___ Data shown ___

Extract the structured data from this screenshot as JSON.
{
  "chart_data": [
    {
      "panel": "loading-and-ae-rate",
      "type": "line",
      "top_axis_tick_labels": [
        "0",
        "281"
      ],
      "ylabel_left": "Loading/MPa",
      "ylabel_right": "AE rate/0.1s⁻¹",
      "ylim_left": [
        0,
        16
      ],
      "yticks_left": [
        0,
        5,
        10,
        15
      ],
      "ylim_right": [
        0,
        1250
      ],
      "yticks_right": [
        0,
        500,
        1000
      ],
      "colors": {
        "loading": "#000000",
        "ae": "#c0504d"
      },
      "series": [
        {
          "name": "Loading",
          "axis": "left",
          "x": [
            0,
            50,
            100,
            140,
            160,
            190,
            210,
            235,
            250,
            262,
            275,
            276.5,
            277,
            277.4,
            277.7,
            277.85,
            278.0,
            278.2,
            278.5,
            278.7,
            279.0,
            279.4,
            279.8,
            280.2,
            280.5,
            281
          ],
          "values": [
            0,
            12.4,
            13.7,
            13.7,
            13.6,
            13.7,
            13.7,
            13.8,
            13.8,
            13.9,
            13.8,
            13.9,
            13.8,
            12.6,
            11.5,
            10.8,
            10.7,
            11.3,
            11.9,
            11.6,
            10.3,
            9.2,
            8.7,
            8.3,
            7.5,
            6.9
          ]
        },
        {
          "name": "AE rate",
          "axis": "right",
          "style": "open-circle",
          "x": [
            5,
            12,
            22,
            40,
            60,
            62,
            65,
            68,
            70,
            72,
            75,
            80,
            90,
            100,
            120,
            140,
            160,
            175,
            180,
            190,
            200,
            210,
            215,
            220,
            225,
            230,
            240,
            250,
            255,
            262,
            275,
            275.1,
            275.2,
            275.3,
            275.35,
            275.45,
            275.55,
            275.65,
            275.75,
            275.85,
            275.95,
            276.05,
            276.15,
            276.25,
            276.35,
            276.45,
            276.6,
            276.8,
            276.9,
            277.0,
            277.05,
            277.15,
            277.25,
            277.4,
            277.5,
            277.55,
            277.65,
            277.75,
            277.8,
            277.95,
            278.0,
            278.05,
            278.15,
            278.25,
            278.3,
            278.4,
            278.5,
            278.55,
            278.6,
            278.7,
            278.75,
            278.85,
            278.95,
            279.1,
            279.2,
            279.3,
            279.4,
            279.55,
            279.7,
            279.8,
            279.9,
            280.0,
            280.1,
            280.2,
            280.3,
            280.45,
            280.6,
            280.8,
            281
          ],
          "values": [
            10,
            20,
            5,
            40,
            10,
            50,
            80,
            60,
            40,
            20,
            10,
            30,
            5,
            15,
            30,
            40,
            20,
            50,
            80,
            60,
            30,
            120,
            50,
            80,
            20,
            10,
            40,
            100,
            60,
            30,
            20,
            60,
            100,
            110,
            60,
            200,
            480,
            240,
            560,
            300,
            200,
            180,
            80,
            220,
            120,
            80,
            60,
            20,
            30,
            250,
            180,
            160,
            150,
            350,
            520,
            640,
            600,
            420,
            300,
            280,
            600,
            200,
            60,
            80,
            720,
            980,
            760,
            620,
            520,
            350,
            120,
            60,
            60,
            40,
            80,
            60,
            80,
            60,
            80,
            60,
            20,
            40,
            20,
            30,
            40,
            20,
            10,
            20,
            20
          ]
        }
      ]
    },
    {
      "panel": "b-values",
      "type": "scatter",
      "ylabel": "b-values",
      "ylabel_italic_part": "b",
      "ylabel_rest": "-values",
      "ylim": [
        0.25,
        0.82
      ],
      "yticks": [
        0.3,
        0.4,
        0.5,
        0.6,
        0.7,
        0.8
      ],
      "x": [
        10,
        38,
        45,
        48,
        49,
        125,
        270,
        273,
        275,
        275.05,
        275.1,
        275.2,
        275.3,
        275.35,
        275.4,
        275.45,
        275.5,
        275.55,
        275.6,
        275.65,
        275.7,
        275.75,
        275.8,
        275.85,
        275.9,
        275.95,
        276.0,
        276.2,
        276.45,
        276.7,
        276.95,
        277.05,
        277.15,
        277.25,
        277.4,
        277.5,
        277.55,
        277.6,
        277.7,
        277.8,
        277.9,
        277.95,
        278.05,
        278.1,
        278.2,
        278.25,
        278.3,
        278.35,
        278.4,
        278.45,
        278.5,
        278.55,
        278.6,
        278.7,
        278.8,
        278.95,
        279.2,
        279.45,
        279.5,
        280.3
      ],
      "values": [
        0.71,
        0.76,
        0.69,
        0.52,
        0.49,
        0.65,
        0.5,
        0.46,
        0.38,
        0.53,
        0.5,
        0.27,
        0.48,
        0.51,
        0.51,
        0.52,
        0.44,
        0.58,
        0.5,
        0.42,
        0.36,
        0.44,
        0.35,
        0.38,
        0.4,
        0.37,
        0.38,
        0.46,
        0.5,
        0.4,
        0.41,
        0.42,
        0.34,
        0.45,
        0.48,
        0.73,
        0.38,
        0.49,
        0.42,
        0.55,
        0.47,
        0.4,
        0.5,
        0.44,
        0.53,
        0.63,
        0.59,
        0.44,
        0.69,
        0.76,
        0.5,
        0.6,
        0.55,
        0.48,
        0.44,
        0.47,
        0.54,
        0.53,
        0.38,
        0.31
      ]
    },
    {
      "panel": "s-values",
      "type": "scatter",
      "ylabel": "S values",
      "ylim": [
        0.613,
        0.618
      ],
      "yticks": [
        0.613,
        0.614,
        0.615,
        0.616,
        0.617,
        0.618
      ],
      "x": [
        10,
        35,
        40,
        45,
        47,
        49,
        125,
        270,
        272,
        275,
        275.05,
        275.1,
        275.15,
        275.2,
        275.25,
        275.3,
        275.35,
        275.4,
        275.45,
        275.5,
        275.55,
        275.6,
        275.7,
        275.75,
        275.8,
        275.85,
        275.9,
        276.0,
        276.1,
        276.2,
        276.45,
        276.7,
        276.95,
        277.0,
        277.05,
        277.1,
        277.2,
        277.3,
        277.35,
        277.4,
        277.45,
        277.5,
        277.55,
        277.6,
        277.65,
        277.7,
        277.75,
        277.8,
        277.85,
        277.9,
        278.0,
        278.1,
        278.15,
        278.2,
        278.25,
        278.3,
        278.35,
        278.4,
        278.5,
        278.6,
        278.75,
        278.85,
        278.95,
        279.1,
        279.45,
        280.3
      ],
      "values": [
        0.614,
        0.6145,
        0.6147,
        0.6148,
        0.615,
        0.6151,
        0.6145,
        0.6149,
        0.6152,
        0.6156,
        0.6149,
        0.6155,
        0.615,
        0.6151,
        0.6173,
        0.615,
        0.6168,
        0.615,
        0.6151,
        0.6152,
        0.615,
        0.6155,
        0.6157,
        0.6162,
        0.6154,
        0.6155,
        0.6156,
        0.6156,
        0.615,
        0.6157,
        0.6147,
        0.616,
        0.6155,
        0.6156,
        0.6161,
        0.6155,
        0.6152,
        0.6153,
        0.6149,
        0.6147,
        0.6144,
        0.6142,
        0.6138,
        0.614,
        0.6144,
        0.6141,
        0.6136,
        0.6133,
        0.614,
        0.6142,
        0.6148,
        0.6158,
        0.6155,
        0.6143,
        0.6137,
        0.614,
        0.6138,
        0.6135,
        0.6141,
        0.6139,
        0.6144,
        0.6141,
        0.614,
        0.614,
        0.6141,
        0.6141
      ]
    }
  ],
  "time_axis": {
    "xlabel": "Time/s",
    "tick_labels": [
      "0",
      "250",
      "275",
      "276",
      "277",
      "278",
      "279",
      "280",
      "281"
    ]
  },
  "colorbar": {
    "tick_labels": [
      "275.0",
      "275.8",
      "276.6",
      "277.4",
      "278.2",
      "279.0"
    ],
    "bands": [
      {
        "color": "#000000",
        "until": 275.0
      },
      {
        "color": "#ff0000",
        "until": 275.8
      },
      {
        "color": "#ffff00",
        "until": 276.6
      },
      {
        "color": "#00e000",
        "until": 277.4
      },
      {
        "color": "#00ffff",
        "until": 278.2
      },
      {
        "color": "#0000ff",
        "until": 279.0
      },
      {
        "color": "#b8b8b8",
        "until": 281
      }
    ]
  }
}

___

▶ _Your task_:
Figure out how many lines of the data above include "panel", then give the number and nothing more.

▶ _Task result_:
3